----- Input data -----

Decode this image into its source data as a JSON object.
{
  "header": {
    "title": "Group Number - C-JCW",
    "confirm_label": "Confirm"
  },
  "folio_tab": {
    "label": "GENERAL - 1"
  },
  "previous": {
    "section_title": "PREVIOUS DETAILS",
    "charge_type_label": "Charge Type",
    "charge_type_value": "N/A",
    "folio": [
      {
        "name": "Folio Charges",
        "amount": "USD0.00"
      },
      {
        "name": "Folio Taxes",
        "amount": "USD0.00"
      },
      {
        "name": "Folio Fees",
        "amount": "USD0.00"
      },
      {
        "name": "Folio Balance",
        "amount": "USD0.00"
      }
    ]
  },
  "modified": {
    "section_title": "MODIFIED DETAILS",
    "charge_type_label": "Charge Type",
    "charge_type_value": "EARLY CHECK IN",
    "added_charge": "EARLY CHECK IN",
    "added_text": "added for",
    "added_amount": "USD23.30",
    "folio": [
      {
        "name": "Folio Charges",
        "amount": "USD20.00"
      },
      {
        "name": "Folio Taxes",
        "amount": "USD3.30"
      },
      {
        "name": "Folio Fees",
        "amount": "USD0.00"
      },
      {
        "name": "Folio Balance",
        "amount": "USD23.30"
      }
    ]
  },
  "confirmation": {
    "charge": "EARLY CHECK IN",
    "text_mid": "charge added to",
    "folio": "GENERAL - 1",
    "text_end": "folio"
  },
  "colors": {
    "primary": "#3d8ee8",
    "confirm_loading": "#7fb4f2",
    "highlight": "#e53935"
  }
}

-----

* **Exercise instructions**: Your task is to quote the listing above word for word.

* **Result**:
Decode this image into its source data as a JSON object.
{
  "header": {
    "title": "Group Number - C-JCW",
    "confirm_label": "Confirm"
  },
  "folio_tab": {
    "label": "GENERAL - 1"
  },
  "previous": {
    "section_title": "PREVIOUS DETAILS",
    "charge_type_label": "Charge Type",
    "charge_type_value": "N/A",
    "folio": [
      {
        "name": "Folio Charges",
        "amount": "USD0.00"
      },
      {
        "name": "Folio Taxes",
        "amount": "USD0.00"
      },
      {
        "name": "Folio Fees",
        "amount": "USD0.00"
      },
      {
        "name": "Folio Balance",
        "amount": "USD0.00"
      }
    ]
  },
  "modified": {
    "section_title": "MODIFIED DETAILS",
    "charge_type_label": "Charge Type",
    "charge_type_value": "EARLY CHECK IN",
    "added_charge": "EARLY CHECK IN",
    "added_text": "added for",
    "added_amount": "USD23.30",
    "folio": [
      {
        "name": "Folio Charges",
        "amount": "USD20.00"
      },
      {
        "name": "Folio Taxes",
        "amount": "USD3.30"
      },
      {
        "name": "Folio Fees",
        "amount": "USD0.00"
      },
      {
        "name": "Folio Balance",
        "amount": "USD23.30"
      }
    ]
  },
  "confirmation": {
    "charge": "EARLY CHECK IN",
    "text_mid": "charge added to",
    "folio": "GENERAL - 1",
    "text_end": "folio"
  },
  "colors": {
    "primary": "#3d8ee8",
    "confirm_loading": "#7fb4f2",
    "highlight": "#e53935"
  }
}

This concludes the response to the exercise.